To do:
Every line with the word "DOCX" in it should be extracted from the data that follows.
━━━━━━━━━━━━━━━━
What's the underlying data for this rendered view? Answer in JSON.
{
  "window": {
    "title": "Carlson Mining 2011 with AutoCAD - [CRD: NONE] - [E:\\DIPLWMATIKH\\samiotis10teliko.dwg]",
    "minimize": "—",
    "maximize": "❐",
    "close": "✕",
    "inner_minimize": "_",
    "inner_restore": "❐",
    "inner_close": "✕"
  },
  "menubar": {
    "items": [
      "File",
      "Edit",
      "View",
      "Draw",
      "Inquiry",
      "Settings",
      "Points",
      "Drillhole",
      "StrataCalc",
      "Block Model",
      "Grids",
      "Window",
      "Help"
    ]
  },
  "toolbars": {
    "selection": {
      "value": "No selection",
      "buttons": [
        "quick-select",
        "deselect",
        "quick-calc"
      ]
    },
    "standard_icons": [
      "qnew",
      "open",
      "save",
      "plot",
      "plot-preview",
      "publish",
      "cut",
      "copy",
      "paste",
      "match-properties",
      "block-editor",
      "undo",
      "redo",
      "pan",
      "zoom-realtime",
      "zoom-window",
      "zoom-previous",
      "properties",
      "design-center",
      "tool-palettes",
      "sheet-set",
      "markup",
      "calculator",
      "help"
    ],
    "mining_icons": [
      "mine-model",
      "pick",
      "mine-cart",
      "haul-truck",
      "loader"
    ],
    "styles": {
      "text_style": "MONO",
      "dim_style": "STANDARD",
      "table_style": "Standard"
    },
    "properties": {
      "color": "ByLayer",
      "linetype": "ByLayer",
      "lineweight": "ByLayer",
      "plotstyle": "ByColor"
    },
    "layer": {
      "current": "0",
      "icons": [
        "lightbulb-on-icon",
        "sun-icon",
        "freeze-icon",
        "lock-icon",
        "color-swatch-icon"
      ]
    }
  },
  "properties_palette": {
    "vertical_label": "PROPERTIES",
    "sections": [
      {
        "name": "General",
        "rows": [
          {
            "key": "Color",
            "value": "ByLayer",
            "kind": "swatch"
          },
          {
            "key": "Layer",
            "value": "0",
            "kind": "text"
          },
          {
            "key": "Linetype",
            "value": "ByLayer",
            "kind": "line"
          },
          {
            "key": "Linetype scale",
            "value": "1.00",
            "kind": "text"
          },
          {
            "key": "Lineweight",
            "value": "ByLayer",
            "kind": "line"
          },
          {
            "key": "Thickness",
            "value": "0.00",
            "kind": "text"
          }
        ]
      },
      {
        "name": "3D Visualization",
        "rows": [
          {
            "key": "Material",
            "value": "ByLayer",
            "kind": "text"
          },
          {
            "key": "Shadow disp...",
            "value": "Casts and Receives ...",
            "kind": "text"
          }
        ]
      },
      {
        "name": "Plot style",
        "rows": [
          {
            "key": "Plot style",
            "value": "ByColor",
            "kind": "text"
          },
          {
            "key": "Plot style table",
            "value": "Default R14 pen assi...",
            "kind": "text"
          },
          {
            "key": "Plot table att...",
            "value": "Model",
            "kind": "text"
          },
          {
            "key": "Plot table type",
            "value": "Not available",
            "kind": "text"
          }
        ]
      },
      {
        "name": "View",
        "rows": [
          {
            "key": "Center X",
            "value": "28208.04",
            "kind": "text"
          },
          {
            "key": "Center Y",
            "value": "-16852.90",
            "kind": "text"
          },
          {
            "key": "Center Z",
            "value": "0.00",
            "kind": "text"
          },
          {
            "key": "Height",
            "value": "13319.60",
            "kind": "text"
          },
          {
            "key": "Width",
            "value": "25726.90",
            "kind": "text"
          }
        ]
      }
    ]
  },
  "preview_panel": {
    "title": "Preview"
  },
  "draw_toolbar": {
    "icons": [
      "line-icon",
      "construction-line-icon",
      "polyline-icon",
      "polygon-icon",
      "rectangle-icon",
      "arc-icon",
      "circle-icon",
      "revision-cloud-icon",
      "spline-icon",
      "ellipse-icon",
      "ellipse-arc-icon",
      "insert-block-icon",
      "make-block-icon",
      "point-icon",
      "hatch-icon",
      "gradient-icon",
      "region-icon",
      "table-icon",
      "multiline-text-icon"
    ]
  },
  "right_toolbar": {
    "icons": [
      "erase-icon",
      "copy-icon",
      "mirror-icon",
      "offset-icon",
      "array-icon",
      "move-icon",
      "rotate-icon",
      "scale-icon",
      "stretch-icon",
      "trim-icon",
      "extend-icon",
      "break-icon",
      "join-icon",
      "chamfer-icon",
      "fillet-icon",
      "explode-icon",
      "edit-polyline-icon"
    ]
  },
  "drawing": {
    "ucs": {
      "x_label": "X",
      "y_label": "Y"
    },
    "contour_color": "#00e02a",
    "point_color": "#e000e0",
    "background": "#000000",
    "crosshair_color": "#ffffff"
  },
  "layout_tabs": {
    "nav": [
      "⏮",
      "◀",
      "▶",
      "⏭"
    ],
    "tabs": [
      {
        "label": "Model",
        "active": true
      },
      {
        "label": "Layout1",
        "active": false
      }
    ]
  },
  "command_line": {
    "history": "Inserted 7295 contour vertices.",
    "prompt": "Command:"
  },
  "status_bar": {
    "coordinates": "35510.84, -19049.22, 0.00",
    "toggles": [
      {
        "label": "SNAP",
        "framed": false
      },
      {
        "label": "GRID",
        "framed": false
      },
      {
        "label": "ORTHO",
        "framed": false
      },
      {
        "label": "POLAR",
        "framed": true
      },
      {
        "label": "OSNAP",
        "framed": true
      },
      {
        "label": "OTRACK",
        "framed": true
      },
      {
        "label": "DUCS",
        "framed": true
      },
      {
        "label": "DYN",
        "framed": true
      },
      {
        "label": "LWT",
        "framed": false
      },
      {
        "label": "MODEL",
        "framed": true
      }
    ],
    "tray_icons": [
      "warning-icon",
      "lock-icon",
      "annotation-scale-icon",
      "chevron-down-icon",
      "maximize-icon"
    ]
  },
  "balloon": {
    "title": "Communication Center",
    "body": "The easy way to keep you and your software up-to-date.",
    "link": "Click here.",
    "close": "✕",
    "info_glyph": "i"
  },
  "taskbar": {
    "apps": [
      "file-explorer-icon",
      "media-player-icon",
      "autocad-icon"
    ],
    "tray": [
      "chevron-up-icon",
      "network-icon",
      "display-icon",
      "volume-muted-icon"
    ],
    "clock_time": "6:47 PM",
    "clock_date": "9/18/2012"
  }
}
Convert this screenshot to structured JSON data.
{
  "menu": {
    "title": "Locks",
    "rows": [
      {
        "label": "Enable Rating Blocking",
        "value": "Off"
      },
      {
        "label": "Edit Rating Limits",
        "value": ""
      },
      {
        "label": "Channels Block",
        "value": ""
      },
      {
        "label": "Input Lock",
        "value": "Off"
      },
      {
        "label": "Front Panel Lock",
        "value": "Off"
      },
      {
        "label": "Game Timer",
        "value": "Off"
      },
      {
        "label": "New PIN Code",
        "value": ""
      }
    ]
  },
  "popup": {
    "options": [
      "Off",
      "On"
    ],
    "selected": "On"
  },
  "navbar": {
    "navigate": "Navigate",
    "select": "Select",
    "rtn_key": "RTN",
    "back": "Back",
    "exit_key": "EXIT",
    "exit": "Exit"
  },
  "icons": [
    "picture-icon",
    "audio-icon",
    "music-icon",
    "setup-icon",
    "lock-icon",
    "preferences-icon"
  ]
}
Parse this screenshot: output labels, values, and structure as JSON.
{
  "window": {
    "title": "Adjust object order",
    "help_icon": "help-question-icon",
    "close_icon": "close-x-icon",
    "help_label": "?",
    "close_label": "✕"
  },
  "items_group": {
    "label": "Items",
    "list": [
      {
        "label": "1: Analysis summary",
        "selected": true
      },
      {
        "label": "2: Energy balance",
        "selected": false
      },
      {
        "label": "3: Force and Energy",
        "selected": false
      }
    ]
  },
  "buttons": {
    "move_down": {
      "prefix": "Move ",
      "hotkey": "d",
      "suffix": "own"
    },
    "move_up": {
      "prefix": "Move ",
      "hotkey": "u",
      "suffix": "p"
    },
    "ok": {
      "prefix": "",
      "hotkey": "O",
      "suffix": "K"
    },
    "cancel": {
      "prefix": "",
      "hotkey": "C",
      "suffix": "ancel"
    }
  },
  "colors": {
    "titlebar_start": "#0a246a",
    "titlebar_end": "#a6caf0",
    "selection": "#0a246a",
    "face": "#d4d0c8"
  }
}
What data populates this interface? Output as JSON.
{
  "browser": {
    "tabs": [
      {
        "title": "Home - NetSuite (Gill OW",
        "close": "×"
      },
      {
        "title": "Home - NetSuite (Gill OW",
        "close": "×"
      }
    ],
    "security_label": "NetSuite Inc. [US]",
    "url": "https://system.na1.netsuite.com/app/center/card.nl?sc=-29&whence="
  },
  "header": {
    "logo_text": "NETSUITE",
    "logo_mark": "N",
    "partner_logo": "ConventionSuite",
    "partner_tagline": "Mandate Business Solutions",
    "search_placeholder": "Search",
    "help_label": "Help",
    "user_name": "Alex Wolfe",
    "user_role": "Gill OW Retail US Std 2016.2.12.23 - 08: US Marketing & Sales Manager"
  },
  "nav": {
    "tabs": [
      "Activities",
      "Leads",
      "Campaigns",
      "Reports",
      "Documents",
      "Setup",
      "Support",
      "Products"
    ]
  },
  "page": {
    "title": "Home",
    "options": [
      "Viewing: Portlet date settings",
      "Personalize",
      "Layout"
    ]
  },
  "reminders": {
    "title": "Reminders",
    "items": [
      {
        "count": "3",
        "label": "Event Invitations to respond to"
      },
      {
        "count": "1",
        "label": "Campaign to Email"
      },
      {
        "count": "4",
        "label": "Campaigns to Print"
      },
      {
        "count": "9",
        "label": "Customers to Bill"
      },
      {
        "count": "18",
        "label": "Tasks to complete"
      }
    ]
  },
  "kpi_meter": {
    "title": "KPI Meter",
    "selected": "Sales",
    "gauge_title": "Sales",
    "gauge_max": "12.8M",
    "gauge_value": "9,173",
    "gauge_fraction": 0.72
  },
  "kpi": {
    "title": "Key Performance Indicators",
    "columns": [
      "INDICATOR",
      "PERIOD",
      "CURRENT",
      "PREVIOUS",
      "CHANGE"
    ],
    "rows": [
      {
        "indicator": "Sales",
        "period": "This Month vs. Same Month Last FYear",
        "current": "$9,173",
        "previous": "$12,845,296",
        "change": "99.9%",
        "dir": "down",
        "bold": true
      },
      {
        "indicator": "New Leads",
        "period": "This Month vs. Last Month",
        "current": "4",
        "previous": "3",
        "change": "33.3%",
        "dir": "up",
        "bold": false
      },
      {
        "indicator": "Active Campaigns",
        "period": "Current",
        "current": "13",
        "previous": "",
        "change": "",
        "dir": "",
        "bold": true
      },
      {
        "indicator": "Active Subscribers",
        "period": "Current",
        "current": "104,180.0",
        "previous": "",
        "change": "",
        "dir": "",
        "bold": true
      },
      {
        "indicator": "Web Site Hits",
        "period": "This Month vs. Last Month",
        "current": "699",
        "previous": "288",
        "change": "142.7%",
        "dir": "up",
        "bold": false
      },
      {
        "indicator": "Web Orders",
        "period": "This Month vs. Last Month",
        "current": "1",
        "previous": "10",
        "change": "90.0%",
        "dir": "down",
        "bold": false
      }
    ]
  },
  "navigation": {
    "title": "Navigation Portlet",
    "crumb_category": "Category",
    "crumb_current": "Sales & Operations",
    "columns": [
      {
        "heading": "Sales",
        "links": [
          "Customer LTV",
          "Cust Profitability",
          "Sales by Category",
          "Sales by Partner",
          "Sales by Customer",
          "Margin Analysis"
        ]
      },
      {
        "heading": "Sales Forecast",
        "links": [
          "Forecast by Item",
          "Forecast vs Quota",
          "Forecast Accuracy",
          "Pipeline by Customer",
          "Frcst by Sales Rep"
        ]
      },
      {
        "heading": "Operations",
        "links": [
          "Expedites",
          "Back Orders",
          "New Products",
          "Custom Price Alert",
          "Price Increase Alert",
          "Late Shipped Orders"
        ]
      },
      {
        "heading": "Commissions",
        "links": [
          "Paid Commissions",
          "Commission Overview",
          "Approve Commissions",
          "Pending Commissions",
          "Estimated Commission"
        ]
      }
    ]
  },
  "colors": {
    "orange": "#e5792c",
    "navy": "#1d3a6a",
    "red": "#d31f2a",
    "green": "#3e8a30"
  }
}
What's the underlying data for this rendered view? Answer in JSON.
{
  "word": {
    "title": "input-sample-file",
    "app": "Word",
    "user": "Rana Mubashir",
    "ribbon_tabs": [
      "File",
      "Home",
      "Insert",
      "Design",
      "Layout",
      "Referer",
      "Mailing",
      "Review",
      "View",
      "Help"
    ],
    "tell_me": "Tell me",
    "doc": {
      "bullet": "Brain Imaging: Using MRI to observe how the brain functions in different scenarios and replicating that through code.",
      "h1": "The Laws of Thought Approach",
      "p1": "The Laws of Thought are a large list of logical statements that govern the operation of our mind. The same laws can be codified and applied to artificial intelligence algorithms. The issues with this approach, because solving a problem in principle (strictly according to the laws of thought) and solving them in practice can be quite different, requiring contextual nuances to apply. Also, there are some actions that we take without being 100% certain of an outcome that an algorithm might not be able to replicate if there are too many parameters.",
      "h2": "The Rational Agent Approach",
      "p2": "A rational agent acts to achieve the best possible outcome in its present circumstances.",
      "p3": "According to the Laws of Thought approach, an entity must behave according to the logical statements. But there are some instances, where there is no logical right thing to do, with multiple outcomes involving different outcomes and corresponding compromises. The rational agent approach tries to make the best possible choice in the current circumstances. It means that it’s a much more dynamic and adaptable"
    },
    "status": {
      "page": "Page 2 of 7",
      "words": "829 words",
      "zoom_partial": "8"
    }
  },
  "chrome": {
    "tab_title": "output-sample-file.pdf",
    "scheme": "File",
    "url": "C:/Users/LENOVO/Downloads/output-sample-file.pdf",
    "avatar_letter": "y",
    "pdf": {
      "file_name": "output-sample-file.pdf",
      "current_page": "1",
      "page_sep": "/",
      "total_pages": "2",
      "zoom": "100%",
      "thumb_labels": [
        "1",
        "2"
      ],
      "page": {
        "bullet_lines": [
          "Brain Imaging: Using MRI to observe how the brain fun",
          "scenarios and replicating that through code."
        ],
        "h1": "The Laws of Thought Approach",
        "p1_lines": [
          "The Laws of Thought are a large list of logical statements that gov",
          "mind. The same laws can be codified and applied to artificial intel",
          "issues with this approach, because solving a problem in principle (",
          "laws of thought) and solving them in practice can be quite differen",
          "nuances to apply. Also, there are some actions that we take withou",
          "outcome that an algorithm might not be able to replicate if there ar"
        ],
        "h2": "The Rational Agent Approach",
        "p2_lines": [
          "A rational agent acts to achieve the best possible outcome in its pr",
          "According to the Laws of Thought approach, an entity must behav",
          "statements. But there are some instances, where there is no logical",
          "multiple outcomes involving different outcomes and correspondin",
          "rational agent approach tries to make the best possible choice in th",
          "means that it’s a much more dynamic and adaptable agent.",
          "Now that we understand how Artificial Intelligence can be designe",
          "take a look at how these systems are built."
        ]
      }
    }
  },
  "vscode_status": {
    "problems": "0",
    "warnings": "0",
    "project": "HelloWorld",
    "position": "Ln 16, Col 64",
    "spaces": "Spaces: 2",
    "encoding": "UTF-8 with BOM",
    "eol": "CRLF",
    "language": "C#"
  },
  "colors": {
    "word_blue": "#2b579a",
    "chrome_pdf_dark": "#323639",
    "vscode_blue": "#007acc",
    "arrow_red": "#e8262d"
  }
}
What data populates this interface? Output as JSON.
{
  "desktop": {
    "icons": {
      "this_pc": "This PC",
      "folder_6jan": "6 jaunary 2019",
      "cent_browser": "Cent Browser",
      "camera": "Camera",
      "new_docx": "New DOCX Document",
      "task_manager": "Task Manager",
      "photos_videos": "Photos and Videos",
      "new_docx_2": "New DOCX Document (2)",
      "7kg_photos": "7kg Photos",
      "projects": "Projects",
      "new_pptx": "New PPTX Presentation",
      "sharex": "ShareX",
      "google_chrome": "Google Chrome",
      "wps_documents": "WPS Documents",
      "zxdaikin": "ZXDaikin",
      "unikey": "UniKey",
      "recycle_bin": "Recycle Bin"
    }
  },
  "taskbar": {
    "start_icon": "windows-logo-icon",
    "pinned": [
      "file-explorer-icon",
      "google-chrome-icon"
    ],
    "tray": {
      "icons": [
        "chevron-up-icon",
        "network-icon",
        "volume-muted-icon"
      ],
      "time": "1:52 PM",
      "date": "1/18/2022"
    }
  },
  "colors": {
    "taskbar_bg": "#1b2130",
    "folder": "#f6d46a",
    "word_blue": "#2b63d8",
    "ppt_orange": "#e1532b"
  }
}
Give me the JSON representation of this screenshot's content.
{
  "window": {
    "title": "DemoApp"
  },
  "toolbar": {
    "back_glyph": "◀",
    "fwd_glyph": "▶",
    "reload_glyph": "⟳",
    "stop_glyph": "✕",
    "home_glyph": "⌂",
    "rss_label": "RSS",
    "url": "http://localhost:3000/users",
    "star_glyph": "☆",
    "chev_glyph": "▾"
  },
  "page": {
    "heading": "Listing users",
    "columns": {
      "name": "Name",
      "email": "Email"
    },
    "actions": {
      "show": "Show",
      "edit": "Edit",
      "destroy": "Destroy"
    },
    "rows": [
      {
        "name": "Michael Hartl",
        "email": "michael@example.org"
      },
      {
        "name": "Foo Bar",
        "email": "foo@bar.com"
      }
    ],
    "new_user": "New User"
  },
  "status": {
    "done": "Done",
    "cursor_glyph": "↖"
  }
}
━━━━━━━━━━━━━━━━
Answer for this exercise:
      "new_docx": "New DOCX Document",
      "new_docx_2": "New DOCX Document (2)",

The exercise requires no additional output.